> _Exercise_
Can the data below be echoed back word for word?

══════════

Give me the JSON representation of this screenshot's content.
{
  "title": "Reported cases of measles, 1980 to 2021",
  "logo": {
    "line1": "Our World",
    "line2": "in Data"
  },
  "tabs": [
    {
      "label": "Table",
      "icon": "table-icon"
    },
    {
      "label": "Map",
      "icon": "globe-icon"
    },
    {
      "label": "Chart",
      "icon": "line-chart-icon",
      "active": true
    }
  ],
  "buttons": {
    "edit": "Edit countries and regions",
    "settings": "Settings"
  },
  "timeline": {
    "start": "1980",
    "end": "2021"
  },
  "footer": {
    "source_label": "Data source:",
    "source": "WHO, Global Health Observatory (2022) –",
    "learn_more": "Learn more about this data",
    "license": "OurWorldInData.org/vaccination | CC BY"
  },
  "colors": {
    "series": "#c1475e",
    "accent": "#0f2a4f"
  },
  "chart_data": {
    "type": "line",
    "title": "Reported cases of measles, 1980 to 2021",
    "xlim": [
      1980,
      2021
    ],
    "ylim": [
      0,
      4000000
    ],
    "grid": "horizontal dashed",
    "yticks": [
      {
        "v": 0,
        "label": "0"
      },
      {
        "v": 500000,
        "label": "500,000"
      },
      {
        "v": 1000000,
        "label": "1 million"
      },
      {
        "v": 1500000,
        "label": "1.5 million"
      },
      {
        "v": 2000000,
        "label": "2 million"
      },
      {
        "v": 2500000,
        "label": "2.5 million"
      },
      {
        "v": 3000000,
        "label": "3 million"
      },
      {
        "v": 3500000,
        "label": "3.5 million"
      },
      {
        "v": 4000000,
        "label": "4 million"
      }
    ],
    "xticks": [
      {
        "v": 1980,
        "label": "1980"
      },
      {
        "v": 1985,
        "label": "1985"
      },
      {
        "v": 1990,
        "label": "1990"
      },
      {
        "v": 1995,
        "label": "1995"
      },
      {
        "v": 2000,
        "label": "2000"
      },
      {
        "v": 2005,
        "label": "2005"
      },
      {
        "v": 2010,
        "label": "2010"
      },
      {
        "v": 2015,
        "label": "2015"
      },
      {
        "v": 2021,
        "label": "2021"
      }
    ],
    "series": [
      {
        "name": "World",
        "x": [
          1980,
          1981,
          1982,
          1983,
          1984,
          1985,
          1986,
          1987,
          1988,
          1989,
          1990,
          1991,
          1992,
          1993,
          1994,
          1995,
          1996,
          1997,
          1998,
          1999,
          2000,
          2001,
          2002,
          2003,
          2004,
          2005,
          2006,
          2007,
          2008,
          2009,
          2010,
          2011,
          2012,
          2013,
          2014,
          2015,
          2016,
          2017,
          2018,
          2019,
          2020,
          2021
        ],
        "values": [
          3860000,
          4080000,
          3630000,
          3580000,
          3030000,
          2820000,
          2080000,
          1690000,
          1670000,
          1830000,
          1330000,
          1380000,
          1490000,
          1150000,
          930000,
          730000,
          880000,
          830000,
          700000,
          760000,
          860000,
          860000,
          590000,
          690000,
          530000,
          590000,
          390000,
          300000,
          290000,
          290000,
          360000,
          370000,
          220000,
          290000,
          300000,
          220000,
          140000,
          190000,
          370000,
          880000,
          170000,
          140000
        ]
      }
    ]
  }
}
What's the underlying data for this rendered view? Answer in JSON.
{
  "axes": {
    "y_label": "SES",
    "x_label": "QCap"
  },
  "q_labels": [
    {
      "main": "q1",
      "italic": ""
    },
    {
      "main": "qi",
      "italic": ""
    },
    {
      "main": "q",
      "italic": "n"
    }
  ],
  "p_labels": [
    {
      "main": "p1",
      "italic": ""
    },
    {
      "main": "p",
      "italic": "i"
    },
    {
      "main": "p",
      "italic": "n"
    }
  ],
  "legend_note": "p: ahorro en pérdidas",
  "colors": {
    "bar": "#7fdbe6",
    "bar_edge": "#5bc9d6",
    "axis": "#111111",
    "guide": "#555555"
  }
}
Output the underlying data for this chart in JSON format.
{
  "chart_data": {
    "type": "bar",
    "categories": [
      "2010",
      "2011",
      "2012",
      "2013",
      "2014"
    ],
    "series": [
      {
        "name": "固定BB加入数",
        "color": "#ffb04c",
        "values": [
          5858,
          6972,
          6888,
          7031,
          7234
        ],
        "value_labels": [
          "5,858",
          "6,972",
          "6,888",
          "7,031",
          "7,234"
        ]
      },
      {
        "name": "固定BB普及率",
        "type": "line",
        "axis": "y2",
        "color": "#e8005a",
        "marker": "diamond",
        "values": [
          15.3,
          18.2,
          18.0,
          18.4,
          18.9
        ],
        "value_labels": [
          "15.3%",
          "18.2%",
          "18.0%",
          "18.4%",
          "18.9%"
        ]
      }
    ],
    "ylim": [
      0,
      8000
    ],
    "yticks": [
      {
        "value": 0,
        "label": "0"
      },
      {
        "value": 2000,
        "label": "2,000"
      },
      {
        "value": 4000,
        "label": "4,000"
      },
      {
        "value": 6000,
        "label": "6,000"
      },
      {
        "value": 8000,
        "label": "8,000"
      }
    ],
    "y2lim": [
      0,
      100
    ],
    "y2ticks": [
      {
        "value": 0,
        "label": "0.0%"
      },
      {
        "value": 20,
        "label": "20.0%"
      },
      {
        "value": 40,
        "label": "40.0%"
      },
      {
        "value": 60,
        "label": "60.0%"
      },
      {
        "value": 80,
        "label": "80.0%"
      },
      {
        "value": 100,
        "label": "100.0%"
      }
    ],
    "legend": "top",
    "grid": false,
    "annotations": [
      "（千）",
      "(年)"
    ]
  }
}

══════════

> _Reply_
Give me the JSON representation of this screenshot's content.
{
  "title": "Reported cases of measles, 1980 to 2021",
  "logo": {
    "line1": "Our World",
    "line2": "in Data"
  },
  "tabs": [
    {
      "label": "Table",
      "icon": "table-icon"
    },
    {
      "label": "Map",
      "icon": "globe-icon"
    },
    {
      "label": "Chart",
      "icon": "line-chart-icon",
      "active": true
    }
  ],
  "buttons": {
    "edit": "Edit countries and regions",
    "settings": "Settings"
  },
  "timeline": {
    "start": "1980",
    "end": "2021"
  },
  "footer": {
    "source_label": "Data source:",
    "source": "WHO, Global Health Observatory (2022) –",
    "learn_more": "Learn more about this data",
    "license": "OurWorldInData.org/vaccination | CC BY"
  },
  "colors": {
    "series": "#c1475e",
    "accent": "#0f2a4f"
  },
  "chart_data": {
    "type": "line",
    "title": "Reported cases of measles, 1980 to 2021",
    "xlim": [
      1980,
      2021
    ],
    "ylim": [
      0,
      4000000
    ],
    "grid": "horizontal dashed",
    "yticks": [
      {
        "v": 0,
        "label": "0"
      },
      {
        "v": 500000,
        "label": "500,000"
      },
      {
        "v": 1000000,
        "label": "1 million"
      },
      {
        "v": 1500000,
        "label": "1.5 million"
      },
      {
        "v": 2000000,
        "label": "2 million"
      },
      {
        "v": 2500000,
        "label": "2.5 million"
      },
      {
        "v": 3000000,
        "label": "3 million"
      },
      {
        "v": 3500000,
        "label": "3.5 million"
      },
      {
        "v": 4000000,
        "label": "4 million"
      }
    ],
    "xticks": [
      {
        "v": 1980,
        "label": "1980"
      },
      {
        "v": 1985,
        "label": "1985"
      },
      {
        "v": 1990,
        "label": "1990"
      },
      {
        "v": 1995,
        "label": "1995"
      },
      {
        "v": 2000,
        "label": "2000"
      },
      {
        "v": 2005,
        "label": "2005"
      },
      {
        "v": 2010,
        "label": "2010"
      },
      {
        "v": 2015,
        "label": "2015"
      },
      {
        "v": 2021,
        "label": "2021"
      }
    ],
    "series": [
      {
        "name": "World",
        "x": [
          1980,
          1981,
          1982,
          1983,
          1984,
          1985,
          1986,
          1987,
          1988,
          1989,
          1990,
          1991,
          1992,
          1993,
          1994,
          1995,
          1996,
          1997,
          1998,
          1999,
          2000,
          2001,
          2002,
          2003,
          2004,
          2005,
          2006,
          2007,
          2008,
          2009,
          2010,
          2011,
          2012,
          2013,
          2014,
          2015,
          2016,
          2017,
          2018,
          2019,
          2020,
          2021
        ],
        "values": [
          3860000,
          4080000,
          3630000,
          3580000,
          3030000,
          2820000,
          2080000,
          1690000,
          1670000,
          1830000,
          1330000,
          1380000,
          1490000,
          1150000,
          930000,
          730000,
          880000,
          830000,
          700000,
          760000,
          860000,
          860000,
          590000,
          690000,
          530000,
          590000,
          390000,
          300000,
          290000,
          290000,
          360000,
          370000,
          220000,
          290000,
          300000,
          220000,
          140000,
          190000,
          370000,
          880000,
          170000,
          140000
        ]
      }
    ]
  }
}
What's the underlying data for this rendered view? Answer in JSON.
{
  "axes": {
    "y_label": "SES",
    "x_label": "QCap"
  },
  "q_labels": [
    {
      "main": "q1",
      "italic": ""
    },
    {
      "main": "qi",
      "italic": ""
    },
    {
      "main": "q",
      "italic": "n"
    }
  ],
  "p_labels": [
    {
      "main": "p1",
      "italic": ""
    },
    {
      "main": "p",
      "italic": "i"
    },
    {
      "main": "p",
      "italic": "n"
    }
  ],
  "legend_note": "p: ahorro en pérdidas",
  "colors": {
    "bar": "#7fdbe6",
    "bar_edge": "#5bc9d6",
    "axis": "#111111",
    "guide": "#555555"
  }
}
Output the underlying data for this chart in JSON format.
{
  "chart_data": {
    "type": "bar",
    "categories": [
      "2010",
      "2011",
      "2012",
      "2013",
      "2014"
    ],
    "series": [
      {
        "name": "固定BB加入数",
        "color": "#ffb04c",
        "values": [
          5858,
          6972,
          6888,
          7031,
          7234
        ],
        "value_labels": [
          "5,858",
          "6,972",
          "6,888",
          "7,031",
          "7,234"
        ]
      },
      {
        "name": "固定BB普及率",
        "type": "line",
        "axis": "y2",
        "color": "#e8005a",
        "marker": "diamond",
        "values": [
          15.3,
          18.2,
          18.0,
          18.4,
          18.9
        ],
        "value_labels": [
          "15.3%",
          "18.2%",
          "18.0%",
          "18.4%",
          "18.9%"
        ]
      }
    ],
    "ylim": [
      0,
      8000
    ],
    "yticks": [
      {
        "value": 0,
        "label": "0"
      },
      {
        "value": 2000,
        "label": "2,000"
      },
      {
        "value": 4000,
        "label": "4,000"
      },
      {
        "value": 6000,
        "label": "6,000"
      },
      {
        "value": 8000,
        "label": "8,000"
      }
    ],
    "y2lim": [
      0,
      100
    ],
    "y2ticks": [
      {
        "value": 0,
        "label": "0.0%"
      },
      {
        "value": 20,
        "label": "20.0%"
      },
      {
        "value": 40,
        "label": "40.0%"
      },
      {
        "value": 60,
        "label": "60.0%"
      },
      {
        "value": 80,
        "label": "80.0%"
      },
      {
        "value": 100,
        "label": "100.0%"
      }
    ],
    "legend": "top",
    "grid": false,
    "annotations": [
      "（千）",
      "(年)"
    ]
  }
}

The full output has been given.